- **EXERCISE**
Copy out each line that mentions the word "VOIP".

- **RECORDS FOR PROCESSING**
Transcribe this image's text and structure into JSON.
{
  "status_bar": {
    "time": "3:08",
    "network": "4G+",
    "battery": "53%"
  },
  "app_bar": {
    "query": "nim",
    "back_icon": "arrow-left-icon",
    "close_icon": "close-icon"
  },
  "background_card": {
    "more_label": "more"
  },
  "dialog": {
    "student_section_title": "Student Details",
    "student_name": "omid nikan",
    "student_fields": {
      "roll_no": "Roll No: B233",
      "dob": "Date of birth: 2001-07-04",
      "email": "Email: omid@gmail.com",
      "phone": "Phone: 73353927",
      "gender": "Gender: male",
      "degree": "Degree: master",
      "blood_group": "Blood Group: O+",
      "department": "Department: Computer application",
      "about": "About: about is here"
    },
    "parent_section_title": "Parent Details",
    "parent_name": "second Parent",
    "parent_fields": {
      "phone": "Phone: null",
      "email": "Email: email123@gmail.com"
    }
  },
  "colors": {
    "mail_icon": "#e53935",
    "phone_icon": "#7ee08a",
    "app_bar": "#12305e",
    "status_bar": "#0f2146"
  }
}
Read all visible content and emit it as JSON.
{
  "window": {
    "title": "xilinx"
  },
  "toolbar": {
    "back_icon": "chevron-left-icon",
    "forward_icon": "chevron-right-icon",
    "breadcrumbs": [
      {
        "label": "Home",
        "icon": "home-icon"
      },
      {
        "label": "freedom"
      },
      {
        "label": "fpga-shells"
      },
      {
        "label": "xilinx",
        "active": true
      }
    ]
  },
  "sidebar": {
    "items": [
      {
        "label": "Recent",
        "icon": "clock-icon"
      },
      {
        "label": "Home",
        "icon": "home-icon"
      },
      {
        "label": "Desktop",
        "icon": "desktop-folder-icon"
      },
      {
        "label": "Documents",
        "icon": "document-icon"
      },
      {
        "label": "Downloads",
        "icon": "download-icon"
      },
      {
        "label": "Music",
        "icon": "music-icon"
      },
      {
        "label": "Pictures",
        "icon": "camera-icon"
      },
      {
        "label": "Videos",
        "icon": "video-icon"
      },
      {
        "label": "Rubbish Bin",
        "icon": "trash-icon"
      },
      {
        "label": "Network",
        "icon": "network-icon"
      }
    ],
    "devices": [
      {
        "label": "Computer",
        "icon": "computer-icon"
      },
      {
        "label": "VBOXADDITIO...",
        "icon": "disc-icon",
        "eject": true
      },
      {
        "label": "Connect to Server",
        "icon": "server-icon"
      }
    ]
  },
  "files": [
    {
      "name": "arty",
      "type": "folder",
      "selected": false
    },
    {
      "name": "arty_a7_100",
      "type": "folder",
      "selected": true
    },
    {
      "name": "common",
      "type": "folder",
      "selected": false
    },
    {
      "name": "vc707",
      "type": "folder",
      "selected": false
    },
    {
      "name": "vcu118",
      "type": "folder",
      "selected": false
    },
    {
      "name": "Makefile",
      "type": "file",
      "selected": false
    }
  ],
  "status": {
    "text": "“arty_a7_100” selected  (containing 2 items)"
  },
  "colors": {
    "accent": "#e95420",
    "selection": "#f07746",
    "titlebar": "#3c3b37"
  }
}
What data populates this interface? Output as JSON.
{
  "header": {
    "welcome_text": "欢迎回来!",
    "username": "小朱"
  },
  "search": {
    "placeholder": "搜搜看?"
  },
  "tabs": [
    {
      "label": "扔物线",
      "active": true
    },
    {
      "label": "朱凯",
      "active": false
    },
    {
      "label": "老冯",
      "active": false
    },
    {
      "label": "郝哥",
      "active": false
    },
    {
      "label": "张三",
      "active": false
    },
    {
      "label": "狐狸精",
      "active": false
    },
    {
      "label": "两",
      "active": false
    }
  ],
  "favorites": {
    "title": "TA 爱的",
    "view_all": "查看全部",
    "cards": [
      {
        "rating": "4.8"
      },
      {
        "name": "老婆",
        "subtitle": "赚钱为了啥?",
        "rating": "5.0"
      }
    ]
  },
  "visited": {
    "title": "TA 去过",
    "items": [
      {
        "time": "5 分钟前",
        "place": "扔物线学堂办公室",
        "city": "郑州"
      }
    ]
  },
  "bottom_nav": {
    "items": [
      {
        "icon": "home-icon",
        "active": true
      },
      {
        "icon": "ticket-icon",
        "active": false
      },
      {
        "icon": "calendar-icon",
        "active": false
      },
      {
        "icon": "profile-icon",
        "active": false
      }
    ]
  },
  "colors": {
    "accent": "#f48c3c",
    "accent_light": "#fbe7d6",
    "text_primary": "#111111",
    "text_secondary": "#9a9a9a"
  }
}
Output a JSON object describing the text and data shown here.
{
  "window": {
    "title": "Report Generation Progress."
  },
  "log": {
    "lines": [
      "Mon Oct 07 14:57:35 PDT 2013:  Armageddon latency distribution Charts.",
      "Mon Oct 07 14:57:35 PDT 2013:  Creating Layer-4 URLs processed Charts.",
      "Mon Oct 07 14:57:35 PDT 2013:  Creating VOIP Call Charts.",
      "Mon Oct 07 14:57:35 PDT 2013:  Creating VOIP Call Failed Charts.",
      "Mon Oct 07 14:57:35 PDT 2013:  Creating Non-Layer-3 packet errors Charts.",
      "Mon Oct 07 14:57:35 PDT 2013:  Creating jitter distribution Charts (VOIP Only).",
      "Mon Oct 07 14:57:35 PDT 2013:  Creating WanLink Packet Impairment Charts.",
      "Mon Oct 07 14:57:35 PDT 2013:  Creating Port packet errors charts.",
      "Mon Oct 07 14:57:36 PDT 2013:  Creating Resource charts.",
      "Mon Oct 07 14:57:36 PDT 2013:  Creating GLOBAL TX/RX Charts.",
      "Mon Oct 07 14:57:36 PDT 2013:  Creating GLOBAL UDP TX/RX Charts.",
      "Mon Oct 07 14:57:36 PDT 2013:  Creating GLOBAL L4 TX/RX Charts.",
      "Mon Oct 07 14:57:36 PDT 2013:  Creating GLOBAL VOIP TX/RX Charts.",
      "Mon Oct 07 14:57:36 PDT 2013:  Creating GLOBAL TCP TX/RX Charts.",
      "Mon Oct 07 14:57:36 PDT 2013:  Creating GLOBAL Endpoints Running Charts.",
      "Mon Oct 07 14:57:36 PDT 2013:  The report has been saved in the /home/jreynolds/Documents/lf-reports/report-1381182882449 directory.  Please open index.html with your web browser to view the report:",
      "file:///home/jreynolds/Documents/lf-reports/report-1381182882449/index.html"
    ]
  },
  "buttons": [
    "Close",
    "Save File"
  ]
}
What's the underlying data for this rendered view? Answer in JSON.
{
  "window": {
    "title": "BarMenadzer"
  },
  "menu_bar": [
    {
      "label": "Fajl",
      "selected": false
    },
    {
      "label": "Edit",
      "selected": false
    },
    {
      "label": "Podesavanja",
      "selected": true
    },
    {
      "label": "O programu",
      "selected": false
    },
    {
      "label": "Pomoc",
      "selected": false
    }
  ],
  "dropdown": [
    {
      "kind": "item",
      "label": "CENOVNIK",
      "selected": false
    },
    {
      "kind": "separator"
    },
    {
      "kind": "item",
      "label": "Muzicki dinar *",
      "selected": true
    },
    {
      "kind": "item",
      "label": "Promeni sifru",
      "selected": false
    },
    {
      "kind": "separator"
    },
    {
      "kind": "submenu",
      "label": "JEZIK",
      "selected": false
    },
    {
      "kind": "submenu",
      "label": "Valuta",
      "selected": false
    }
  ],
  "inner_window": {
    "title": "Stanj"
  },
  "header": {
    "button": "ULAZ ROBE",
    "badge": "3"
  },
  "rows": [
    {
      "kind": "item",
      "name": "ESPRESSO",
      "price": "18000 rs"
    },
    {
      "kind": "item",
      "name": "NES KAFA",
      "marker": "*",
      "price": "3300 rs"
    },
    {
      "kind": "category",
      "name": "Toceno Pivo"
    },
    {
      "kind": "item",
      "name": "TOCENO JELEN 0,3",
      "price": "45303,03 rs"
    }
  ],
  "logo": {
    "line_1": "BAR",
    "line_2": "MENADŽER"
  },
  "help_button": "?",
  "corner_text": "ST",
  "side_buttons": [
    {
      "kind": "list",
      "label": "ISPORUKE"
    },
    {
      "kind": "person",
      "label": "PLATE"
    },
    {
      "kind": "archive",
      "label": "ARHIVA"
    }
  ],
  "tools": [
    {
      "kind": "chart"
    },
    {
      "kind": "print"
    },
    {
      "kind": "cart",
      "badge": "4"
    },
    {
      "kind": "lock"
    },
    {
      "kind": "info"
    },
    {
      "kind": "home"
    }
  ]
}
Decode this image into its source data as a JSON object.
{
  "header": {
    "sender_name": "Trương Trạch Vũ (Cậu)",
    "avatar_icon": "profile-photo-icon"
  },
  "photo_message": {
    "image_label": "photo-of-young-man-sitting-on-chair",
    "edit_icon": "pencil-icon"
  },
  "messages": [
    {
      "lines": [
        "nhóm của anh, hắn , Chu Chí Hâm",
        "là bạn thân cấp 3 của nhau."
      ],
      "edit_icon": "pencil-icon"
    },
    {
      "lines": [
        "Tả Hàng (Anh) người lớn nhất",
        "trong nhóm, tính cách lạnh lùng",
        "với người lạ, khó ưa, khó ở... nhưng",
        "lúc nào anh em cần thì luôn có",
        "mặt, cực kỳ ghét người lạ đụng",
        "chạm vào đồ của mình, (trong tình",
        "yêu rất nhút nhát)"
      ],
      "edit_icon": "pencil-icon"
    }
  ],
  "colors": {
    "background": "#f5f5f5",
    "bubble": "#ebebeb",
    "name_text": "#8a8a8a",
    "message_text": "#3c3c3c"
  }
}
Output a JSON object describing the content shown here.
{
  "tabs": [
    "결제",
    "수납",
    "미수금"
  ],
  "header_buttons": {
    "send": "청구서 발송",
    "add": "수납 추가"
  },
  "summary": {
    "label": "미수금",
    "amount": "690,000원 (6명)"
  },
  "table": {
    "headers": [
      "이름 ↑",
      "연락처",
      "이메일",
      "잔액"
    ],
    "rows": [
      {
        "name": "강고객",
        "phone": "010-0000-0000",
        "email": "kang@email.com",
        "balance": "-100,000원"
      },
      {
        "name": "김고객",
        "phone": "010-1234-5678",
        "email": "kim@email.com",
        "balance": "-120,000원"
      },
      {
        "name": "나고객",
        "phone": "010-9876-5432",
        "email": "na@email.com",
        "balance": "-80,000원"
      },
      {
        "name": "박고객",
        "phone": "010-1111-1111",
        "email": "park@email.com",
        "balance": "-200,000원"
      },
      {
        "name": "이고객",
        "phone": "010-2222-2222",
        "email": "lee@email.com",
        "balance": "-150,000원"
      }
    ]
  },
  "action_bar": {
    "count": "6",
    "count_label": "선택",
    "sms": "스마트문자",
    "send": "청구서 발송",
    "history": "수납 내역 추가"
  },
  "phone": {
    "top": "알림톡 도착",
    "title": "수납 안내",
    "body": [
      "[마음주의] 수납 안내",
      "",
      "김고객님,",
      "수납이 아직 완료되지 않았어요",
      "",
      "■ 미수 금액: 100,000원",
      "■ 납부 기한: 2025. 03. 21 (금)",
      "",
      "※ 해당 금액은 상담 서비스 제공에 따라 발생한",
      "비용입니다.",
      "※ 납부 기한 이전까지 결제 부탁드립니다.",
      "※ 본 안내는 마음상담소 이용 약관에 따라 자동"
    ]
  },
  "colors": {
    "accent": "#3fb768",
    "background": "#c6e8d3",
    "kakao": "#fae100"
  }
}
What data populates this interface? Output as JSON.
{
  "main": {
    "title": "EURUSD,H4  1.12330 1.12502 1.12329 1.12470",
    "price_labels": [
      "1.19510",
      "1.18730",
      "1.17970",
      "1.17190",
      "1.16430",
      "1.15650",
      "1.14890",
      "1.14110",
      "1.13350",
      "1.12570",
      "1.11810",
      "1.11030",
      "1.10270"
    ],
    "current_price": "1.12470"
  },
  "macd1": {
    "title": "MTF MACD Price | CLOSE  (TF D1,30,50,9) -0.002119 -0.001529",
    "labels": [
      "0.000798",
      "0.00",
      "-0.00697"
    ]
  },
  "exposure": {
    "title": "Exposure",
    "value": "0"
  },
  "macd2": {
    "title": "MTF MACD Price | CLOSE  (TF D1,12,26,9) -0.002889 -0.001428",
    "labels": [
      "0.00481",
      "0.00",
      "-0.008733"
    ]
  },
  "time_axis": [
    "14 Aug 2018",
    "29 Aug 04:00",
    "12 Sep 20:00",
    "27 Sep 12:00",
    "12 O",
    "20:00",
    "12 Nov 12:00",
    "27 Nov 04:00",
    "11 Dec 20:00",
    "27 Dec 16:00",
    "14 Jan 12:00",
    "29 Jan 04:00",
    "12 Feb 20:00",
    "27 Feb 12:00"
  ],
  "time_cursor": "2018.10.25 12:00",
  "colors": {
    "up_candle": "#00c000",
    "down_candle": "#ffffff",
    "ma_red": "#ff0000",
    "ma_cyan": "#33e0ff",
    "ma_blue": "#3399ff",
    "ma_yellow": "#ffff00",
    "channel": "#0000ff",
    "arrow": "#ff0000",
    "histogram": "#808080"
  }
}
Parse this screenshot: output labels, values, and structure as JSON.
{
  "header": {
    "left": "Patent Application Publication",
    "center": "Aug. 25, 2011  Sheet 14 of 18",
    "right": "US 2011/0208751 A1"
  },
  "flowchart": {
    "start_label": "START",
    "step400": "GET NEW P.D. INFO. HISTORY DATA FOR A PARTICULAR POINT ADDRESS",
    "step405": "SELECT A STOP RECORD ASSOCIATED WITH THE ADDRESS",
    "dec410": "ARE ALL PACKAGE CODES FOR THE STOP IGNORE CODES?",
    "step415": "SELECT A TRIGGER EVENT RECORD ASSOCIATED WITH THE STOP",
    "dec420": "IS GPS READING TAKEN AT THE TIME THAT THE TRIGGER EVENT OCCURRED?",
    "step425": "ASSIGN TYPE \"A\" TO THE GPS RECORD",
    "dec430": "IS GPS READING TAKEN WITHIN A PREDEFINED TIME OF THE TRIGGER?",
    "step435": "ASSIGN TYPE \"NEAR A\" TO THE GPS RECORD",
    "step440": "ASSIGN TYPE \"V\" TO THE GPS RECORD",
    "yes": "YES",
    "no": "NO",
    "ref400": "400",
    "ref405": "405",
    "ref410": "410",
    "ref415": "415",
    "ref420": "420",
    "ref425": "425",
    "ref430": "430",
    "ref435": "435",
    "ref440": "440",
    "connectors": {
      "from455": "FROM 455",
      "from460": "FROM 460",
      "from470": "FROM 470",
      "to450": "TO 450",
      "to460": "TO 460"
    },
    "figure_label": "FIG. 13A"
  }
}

- **OUTPUT FOR THIS TASK**
      "Mon Oct 07 14:57:35 PDT 2013:  Creating VOIP Call Charts.",
      "Mon Oct 07 14:57:35 PDT 2013:  Creating VOIP Call Failed Charts.",
      "Mon Oct 07 14:57:35 PDT 2013:  Creating jitter distribution Charts (VOIP Only).",
      "Mon Oct 07 14:57:36 PDT 2013:  Creating GLOBAL VOIP TX/RX Charts.",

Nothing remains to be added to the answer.